→ DIRECTION
Pick every line with "layout" from the material below.

Data entries
— BEGIN —
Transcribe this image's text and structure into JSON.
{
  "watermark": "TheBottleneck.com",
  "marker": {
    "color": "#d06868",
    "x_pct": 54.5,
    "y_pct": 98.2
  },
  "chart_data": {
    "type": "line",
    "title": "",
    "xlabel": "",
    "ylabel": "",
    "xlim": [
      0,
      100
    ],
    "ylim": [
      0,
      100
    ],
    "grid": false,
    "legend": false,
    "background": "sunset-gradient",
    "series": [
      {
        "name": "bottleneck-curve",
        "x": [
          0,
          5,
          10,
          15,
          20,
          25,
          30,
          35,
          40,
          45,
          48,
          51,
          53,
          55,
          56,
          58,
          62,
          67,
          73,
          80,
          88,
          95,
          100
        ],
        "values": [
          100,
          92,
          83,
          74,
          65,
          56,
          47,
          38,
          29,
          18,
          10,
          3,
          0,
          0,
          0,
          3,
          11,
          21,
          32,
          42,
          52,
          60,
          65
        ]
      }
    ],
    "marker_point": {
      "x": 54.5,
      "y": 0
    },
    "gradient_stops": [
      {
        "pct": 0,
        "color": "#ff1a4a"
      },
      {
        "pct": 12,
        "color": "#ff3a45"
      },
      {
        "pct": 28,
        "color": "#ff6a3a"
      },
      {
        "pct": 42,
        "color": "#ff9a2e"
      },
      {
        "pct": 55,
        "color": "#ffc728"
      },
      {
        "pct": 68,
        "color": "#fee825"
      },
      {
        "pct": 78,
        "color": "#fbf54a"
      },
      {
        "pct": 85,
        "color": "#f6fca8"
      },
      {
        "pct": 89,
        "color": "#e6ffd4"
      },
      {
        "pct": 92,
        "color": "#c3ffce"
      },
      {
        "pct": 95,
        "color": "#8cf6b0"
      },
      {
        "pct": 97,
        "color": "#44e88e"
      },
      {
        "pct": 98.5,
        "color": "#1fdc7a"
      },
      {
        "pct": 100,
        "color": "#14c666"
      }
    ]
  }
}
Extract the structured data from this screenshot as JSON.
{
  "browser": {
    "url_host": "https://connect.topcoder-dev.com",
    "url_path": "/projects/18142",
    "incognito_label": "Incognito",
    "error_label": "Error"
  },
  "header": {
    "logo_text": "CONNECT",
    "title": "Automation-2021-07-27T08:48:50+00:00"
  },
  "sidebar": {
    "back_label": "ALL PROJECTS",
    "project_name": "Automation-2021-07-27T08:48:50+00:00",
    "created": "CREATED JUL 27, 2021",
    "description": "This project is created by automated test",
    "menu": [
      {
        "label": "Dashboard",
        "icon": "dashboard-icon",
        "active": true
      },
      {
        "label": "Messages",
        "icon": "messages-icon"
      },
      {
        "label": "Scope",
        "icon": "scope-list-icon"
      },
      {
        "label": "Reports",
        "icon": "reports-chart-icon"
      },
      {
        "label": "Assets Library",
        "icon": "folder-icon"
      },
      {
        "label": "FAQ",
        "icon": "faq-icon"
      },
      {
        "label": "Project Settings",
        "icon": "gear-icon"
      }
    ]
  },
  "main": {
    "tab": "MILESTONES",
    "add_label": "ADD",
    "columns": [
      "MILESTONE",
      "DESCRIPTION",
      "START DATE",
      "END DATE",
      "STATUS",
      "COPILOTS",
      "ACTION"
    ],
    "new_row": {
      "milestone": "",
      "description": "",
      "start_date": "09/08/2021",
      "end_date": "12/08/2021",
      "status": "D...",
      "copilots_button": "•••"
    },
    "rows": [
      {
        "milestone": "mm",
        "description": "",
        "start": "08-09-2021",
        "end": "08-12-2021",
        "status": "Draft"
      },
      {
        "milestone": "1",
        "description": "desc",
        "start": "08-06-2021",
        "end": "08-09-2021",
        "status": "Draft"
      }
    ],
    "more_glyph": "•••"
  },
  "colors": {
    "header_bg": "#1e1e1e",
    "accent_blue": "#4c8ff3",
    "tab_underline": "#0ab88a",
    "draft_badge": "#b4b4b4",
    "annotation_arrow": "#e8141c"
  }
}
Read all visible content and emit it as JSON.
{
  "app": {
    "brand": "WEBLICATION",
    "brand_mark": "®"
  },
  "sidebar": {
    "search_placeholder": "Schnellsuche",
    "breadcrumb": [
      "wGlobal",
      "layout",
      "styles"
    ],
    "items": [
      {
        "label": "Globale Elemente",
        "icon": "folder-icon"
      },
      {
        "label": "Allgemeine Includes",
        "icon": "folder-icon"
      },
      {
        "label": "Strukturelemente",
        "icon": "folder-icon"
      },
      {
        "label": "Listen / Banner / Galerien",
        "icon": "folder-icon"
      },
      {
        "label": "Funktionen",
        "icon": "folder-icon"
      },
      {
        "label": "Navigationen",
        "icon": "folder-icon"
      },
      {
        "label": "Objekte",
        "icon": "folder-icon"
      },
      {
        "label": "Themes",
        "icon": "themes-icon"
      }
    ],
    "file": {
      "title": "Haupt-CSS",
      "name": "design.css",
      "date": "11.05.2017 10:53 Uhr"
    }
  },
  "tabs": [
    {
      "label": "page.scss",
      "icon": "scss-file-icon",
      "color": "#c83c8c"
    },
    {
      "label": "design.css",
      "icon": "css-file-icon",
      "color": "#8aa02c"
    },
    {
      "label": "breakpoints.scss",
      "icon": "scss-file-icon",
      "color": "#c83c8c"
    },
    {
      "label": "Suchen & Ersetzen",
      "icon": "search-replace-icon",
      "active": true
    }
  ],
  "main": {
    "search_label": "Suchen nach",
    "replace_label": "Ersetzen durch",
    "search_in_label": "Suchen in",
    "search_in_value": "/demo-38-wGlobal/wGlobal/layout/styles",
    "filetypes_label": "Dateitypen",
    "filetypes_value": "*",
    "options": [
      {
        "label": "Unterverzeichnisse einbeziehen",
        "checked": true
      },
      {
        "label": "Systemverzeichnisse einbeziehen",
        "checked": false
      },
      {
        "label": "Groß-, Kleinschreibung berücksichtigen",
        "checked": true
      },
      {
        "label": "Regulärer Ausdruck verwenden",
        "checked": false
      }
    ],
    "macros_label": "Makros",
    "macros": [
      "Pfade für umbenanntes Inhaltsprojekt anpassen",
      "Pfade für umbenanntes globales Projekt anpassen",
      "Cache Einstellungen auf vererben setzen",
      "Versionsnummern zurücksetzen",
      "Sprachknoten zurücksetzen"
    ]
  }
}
— END —
→ FINISHED EXERCISE
      "layout",
    "search_in_value": "/demo-38-wGlobal/wGlobal/layout/styles",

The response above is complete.